TEXT PASSAGE:
>> BEGIN

Download as pdf

Data Lineage

Information Note

Last update: 2024-03-01

Opendatasoft enables all teams using its services to create, publish and share in their ecosystems new data experiences that are more accessible, more relevant, and easily reusable. By democratizing access to data, you optimize your operations, accelerate the development of new activities, and nurture relationships of trust with your stakeholders.

In this context, and in order to ensure the above objectives, Opendatasoft offers to its Clients as part of the provision of its Service, a data lineage functionality allowing to understand how the datasets of a Workspace are used in the Opendatasoft ecosystem, both within the Workspace concerned but also towards other Workspaces, and to encourage exchanges between Producer of datasets and User of the Opendatasoft Platform so that each party supports the outreach of the data network.

The present Information Note is intended for companies or entities clients of Opendatasoft (hereinafter "Client") and aims to present to the Clients the interest and the functioning of the Data Lineage and to describe the good practices of the parties involved in the use of this functionality. This document is for information purposes and does not modify the contractual basis of the Services.

Opendatasoft would also like to inform its Clients that the Data Lineage functionality does not involve the processing of personal data within the meaning of the General Data Protection Regulation ("GDPR"). Indeed, this functionality only uses data relating to legal entities and metadata that are not likely to identify a natural person. Moreover, within the framework of the Data Lineage functionality, no confidential information is used.

>> END

GIVEN PROBLEM:
Answer from the data lineage note:
1. When was the note last updated?
2. Who is the note intended for?
3. What kinds of data does the Data Lineage functionality use?
These lines have no connection to the data lineage note.

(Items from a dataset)

>> BEGIN

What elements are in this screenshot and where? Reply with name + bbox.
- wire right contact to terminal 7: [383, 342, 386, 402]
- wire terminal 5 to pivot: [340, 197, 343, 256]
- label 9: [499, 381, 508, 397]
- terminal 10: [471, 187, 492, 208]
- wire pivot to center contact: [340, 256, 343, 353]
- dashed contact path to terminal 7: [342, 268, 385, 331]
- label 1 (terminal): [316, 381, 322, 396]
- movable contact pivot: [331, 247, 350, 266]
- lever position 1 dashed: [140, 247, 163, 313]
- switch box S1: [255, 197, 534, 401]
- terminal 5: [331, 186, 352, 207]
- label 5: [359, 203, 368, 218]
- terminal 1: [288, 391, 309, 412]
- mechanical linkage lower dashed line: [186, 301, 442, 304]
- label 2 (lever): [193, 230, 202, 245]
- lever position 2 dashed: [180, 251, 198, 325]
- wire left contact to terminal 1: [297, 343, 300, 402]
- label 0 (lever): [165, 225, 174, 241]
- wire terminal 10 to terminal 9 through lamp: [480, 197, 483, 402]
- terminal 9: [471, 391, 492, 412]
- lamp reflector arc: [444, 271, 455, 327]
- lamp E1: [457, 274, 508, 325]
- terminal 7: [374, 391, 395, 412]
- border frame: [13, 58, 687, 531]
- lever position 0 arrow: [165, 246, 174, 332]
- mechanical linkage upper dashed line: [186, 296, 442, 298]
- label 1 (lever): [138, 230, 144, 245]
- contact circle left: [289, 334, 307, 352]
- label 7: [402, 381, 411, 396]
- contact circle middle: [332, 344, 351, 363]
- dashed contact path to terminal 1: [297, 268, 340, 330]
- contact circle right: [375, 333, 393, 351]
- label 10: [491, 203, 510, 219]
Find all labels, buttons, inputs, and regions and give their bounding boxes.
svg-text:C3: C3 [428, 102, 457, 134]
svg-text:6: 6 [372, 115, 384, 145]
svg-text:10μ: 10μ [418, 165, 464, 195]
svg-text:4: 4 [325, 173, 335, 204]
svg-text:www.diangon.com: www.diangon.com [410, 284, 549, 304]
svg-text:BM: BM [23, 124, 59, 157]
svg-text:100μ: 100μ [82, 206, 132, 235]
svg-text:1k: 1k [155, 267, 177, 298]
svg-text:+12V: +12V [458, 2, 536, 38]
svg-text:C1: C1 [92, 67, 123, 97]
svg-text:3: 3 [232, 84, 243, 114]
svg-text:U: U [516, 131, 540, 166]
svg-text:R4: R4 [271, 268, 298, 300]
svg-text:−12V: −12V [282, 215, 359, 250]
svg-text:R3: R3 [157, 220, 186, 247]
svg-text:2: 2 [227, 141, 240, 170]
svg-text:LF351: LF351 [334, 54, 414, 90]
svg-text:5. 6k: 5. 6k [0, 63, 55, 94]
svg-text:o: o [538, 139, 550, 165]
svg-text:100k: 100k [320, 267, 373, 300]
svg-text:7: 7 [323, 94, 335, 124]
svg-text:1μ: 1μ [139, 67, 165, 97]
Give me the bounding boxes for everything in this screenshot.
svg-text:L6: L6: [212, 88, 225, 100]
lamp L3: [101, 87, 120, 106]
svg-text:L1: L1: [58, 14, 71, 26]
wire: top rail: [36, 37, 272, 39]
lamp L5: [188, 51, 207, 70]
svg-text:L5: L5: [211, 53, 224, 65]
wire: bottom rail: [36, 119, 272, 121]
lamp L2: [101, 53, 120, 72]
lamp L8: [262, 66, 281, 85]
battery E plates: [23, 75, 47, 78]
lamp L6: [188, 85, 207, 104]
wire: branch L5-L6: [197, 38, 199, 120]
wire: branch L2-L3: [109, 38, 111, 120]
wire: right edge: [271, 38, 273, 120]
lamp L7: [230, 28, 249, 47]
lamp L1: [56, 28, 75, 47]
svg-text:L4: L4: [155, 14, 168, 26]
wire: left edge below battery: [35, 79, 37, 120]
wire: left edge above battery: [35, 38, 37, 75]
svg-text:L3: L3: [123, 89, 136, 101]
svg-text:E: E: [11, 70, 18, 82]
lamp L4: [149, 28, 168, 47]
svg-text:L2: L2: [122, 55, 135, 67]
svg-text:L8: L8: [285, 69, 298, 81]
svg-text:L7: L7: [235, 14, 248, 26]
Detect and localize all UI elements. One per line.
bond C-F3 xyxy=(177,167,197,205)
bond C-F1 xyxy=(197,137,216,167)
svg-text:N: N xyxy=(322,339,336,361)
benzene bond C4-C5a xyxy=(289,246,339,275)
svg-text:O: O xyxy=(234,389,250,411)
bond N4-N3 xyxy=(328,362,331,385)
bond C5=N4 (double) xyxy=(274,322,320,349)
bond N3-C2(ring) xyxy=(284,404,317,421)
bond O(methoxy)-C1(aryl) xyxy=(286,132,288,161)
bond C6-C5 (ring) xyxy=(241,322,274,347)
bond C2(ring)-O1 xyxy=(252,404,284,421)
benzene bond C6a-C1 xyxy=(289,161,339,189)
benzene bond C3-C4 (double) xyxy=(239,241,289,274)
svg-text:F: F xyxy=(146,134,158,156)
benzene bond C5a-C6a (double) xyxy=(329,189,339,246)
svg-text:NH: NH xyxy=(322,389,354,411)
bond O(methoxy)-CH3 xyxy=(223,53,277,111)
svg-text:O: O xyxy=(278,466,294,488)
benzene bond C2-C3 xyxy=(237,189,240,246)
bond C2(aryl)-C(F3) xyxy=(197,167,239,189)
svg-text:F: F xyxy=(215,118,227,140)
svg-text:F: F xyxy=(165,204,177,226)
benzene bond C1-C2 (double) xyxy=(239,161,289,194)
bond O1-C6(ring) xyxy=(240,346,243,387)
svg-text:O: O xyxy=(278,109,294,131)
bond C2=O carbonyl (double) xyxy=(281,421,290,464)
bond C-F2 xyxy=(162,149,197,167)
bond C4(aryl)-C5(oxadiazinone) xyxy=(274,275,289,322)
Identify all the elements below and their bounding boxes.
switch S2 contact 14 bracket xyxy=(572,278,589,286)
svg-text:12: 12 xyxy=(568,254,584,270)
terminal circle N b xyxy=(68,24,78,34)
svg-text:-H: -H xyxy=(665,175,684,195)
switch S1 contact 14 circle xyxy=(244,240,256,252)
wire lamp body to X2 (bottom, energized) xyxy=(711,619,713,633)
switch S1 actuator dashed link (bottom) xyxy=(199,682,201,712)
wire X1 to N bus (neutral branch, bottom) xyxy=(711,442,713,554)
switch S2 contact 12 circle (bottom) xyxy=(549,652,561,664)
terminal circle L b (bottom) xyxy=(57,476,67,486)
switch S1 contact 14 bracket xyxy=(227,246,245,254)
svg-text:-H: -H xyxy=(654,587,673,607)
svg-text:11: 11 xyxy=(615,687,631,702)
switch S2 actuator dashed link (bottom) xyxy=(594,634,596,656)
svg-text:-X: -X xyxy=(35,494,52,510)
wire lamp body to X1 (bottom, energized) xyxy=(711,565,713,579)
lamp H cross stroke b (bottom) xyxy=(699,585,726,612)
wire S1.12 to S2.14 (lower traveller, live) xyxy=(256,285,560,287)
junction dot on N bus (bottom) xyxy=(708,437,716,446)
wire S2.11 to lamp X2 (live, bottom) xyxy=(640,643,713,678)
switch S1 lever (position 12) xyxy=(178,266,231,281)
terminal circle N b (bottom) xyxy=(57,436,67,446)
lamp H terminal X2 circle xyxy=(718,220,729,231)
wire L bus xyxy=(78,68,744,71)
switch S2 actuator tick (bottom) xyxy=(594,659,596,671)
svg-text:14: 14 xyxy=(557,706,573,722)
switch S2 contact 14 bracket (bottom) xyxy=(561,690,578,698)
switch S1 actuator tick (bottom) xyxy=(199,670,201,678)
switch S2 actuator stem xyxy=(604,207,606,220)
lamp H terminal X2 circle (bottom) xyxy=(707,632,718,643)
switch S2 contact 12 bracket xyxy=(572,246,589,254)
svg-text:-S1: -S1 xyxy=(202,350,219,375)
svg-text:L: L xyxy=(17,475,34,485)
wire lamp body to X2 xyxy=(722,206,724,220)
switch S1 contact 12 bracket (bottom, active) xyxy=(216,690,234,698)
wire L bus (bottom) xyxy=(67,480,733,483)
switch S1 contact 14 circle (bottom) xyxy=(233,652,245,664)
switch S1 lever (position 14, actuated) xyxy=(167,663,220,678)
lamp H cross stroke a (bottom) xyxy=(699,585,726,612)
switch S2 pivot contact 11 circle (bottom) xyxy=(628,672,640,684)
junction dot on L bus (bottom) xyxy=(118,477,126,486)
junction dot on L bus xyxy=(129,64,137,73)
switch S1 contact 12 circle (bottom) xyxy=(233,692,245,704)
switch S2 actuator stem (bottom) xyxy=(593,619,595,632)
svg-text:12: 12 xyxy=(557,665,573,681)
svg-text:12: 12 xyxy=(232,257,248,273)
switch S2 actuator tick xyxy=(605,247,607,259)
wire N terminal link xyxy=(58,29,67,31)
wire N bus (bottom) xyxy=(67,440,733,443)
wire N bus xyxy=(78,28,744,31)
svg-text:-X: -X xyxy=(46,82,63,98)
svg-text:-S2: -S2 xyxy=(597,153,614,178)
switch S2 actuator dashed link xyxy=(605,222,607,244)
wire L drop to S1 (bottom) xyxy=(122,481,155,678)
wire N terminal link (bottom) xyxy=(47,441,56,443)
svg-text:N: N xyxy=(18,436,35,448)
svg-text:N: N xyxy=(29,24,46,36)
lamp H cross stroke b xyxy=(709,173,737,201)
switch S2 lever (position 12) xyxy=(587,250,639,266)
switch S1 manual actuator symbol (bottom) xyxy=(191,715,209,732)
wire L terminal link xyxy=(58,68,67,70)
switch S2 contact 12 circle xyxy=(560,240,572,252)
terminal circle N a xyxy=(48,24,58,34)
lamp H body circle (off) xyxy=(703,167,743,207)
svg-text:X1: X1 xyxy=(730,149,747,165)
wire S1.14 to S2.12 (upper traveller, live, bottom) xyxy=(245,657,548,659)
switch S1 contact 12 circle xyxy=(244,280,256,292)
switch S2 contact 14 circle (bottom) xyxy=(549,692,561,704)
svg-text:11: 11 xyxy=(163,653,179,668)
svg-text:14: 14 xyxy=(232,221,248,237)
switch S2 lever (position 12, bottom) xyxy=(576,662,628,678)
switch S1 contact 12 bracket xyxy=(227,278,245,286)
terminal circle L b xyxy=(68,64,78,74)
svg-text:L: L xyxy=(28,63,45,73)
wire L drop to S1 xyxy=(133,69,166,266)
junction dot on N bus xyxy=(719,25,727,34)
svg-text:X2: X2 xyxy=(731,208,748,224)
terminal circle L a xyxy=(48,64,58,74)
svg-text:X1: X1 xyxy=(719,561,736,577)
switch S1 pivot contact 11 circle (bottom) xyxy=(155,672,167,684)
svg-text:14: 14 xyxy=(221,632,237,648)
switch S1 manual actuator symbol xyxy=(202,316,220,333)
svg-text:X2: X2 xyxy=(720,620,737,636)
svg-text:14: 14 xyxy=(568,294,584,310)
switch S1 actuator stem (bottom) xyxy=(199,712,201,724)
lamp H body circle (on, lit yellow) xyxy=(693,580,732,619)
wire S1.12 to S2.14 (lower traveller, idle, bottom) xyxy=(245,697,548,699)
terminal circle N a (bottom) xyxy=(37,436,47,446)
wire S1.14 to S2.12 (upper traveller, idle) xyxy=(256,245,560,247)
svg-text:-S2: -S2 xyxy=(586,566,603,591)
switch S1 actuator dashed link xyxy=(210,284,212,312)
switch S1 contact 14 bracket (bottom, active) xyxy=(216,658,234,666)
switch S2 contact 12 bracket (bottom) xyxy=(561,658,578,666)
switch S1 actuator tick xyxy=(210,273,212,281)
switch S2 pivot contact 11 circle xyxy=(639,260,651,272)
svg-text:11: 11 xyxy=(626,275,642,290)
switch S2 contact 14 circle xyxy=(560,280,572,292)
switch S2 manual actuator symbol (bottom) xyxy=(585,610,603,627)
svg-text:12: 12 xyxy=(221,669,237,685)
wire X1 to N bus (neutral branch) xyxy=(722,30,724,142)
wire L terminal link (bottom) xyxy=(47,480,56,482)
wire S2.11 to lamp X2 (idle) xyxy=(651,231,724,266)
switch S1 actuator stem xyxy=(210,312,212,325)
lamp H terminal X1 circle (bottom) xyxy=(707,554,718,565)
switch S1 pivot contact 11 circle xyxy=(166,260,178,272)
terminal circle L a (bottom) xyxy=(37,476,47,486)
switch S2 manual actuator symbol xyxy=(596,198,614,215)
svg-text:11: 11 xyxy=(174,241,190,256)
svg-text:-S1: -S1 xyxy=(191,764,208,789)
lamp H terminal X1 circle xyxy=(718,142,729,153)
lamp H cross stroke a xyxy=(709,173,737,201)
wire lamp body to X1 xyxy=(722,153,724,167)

>> END

ANSWER TO THE EXERCISE:
1. 2024-03-01.
2. Companies or entities that are clients of Opendatasoft.
3. Only data relating to legal entities and metadata that are not likely to identify a natural person.